AIM OF THE EXERCISE |
Using the data below, copy each line that includes the word "Justify".

───

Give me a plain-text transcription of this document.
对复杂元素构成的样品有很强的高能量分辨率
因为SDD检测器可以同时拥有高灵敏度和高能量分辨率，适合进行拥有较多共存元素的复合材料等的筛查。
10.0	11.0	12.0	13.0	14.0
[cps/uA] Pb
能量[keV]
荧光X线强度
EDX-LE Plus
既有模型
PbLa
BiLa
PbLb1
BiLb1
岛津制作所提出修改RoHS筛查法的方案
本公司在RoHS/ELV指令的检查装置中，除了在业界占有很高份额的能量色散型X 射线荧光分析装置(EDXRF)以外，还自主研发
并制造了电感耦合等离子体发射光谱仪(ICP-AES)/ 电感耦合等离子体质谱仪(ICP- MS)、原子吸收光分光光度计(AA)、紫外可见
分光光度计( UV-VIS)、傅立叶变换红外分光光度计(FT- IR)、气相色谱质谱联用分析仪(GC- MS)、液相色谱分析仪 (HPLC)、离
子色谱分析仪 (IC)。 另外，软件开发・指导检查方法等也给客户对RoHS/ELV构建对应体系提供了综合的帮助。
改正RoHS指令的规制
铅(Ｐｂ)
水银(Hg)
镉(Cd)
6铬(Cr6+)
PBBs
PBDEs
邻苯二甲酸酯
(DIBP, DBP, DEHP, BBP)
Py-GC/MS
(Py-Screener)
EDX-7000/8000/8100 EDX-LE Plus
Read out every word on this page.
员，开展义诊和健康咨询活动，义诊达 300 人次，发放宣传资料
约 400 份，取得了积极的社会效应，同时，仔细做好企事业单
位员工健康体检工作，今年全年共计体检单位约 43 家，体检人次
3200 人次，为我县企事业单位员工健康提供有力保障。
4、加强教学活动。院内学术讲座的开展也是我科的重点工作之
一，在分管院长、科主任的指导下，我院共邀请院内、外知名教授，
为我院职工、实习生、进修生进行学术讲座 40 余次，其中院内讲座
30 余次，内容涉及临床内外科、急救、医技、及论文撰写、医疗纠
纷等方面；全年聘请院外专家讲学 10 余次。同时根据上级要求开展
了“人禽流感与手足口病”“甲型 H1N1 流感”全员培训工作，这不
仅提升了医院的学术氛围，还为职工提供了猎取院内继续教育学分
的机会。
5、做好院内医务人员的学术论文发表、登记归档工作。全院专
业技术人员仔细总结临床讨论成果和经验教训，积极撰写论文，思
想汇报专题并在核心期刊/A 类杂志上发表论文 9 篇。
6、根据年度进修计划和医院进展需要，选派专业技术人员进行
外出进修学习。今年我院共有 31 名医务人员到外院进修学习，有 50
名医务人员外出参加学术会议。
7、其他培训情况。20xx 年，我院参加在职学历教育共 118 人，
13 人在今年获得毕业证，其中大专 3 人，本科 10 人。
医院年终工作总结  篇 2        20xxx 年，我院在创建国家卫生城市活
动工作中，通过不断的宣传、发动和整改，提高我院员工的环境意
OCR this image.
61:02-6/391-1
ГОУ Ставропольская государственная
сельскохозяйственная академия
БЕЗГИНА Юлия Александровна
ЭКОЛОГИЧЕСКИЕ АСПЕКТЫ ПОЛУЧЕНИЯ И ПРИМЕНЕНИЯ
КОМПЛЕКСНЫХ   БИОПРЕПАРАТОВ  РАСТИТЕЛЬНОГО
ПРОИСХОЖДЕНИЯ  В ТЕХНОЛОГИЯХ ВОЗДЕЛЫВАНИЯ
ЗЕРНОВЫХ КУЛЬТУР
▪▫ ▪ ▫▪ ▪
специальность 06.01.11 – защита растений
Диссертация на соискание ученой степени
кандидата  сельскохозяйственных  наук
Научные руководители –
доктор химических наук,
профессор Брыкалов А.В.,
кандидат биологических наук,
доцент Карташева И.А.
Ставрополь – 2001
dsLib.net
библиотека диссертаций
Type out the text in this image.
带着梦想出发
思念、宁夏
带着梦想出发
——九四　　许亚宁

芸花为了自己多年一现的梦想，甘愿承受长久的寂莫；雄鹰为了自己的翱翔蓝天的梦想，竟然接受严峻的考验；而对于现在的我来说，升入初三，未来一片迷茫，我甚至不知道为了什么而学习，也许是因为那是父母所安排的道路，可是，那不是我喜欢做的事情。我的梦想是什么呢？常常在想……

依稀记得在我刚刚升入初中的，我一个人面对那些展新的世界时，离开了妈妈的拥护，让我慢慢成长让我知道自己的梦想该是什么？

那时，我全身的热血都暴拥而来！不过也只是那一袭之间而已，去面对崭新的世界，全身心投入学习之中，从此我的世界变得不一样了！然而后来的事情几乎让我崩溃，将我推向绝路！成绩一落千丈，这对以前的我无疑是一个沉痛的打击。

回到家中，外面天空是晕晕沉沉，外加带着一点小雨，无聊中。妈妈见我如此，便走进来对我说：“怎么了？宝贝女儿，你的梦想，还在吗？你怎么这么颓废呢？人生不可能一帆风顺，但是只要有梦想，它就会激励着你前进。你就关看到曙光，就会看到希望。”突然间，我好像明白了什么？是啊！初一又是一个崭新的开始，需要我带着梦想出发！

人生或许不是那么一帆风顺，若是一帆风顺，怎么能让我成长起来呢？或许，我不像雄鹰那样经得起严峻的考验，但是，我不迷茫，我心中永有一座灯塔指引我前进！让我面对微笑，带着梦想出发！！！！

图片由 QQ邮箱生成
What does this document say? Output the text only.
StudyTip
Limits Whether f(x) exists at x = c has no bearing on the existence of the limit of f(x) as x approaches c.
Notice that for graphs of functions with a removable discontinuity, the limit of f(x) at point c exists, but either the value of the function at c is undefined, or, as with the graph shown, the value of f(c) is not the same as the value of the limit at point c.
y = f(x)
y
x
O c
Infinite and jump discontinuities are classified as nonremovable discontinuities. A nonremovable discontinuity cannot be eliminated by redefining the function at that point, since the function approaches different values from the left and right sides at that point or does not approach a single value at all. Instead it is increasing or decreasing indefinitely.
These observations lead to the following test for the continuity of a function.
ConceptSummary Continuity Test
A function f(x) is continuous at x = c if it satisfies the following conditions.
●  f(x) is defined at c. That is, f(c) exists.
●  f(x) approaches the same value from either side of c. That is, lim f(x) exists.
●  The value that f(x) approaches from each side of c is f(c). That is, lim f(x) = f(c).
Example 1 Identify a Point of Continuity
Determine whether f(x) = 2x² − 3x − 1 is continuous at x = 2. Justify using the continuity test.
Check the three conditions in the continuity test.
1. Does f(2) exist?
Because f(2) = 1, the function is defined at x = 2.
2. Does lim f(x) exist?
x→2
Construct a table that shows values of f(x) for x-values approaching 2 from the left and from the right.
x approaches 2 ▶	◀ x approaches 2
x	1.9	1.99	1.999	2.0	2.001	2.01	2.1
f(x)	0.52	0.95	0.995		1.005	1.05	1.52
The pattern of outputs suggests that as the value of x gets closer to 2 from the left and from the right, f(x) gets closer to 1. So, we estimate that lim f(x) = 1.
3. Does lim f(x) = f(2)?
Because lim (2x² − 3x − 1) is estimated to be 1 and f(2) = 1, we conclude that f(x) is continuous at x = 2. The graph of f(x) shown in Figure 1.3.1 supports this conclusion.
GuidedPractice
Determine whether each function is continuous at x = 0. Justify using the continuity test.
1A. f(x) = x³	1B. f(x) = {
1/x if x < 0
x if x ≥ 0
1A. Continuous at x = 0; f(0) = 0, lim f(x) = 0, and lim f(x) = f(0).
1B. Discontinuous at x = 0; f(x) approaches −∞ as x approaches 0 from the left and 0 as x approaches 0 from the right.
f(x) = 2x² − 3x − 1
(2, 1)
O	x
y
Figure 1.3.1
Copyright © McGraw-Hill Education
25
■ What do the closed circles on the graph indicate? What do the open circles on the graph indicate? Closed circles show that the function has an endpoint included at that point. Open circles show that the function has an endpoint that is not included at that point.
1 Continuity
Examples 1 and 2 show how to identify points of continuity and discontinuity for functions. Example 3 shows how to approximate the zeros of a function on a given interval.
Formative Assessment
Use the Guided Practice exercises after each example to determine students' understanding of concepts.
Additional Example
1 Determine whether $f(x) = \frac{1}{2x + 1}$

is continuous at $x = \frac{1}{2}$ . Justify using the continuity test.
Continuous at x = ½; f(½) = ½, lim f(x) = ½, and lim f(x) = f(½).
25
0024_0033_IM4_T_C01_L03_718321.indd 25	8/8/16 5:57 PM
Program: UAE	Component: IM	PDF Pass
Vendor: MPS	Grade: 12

───

WRITTEN SOLUTION |
Determine whether f(x) = 2x² − 3x − 1 is continuous at x = 2. Justify using the continuity test.
Determine whether each function is continuous at x = 0. Justify using the continuity test.
is continuous at $x = \frac{1}{2}$ . Justify using the continuity test.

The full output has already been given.